=== Given task ===
Repeat the listing in full, preserving every character.

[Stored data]
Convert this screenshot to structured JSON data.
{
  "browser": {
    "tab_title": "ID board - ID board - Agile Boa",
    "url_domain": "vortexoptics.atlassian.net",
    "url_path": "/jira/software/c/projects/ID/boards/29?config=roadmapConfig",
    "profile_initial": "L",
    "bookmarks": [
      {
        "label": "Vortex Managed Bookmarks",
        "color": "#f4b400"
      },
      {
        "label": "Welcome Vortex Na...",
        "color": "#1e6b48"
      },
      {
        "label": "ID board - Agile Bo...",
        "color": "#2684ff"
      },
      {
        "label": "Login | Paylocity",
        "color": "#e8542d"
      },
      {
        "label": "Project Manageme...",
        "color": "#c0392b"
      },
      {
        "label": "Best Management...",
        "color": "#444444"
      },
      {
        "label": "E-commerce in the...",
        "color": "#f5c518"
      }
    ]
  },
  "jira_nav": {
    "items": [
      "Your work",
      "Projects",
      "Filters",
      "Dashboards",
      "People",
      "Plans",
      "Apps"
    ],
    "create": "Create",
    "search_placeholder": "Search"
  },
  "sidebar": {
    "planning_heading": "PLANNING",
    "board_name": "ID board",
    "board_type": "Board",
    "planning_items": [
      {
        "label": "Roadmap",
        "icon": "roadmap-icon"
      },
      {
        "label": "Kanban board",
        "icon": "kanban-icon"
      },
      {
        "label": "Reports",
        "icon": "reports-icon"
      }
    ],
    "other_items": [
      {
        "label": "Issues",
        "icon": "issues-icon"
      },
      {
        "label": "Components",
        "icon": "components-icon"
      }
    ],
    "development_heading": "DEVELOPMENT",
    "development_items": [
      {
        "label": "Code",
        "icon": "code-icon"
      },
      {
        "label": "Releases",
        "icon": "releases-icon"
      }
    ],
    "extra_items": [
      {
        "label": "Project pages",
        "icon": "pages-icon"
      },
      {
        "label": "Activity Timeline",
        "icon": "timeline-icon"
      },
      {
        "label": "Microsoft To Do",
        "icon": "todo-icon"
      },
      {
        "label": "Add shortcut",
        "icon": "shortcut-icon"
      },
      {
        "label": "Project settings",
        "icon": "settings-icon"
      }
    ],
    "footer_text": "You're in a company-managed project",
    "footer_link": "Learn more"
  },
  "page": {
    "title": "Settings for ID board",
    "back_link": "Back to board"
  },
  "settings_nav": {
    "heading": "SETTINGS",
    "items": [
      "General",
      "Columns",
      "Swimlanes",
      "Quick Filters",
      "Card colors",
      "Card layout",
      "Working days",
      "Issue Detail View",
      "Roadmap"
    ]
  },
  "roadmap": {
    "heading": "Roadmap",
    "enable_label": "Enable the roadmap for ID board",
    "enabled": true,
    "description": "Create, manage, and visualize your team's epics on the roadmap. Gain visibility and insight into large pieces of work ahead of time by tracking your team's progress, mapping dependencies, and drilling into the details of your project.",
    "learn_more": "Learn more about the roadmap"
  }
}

=== Exercise response ===
Convert this screenshot to structured JSON data.
{
  "browser": {
    "tab_title": "ID board - ID board - Agile Boa",
    "url_domain": "vortexoptics.atlassian.net",
    "url_path": "/jira/software/c/projects/ID/boards/29?config=roadmapConfig",
    "profile_initial": "L",
    "bookmarks": [
      {
        "label": "Vortex Managed Bookmarks",
        "color": "#f4b400"
      },
      {
        "label": "Welcome Vortex Na...",
        "color": "#1e6b48"
      },
      {
        "label": "ID board - Agile Bo...",
        "color": "#2684ff"
      },
      {
        "label": "Login | Paylocity",
        "color": "#e8542d"
      },
      {
        "label": "Project Manageme...",
        "color": "#c0392b"
      },
      {
        "label": "Best Management...",
        "color": "#444444"
      },
      {
        "label": "E-commerce in the...",
        "color": "#f5c518"
      }
    ]
  },
  "jira_nav": {
    "items": [
      "Your work",
      "Projects",
      "Filters",
      "Dashboards",
      "People",
      "Plans",
      "Apps"
    ],
    "create": "Create",
    "search_placeholder": "Search"
  },
  "sidebar": {
    "planning_heading": "PLANNING",
    "board_name": "ID board",
    "board_type": "Board",
    "planning_items": [
      {
        "label": "Roadmap",
        "icon": "roadmap-icon"
      },
      {
        "label": "Kanban board",
        "icon": "kanban-icon"
      },
      {
        "label": "Reports",
        "icon": "reports-icon"
      }
    ],
    "other_items": [
      {
        "label": "Issues",
        "icon": "issues-icon"
      },
      {
        "label": "Components",
        "icon": "components-icon"
      }
    ],
    "development_heading": "DEVELOPMENT",
    "development_items": [
      {
        "label": "Code",
        "icon": "code-icon"
      },
      {
        "label": "Releases",
        "icon": "releases-icon"
      }
    ],
    "extra_items": [
      {
        "label": "Project pages",
        "icon": "pages-icon"
      },
      {
        "label": "Activity Timeline",
        "icon": "timeline-icon"
      },
      {
        "label": "Microsoft To Do",
        "icon": "todo-icon"
      },
      {
        "label": "Add shortcut",
        "icon": "shortcut-icon"
      },
      {
        "label": "Project settings",
        "icon": "settings-icon"
      }
    ],
    "footer_text": "You're in a company-managed project",
    "footer_link": "Learn more"
  },
  "page": {
    "title": "Settings for ID board",
    "back_link": "Back to board"
  },
  "settings_nav": {
    "heading": "SETTINGS",
    "items": [
      "General",
      "Columns",
      "Swimlanes",
      "Quick Filters",
      "Card colors",
      "Card layout",
      "Working days",
      "Issue Detail View",
      "Roadmap"
    ]
  },
  "roadmap": {
    "heading": "Roadmap",
    "enable_label": "Enable the roadmap for ID board",
    "enabled": true,
    "description": "Create, manage, and visualize your team's epics on the roadmap. Gain visibility and insight into large pieces of work ahead of time by tracking your team's progress, mapping dependencies, and drilling into the details of your project.",
    "learn_more": "Learn more about the roadmap"
  }
}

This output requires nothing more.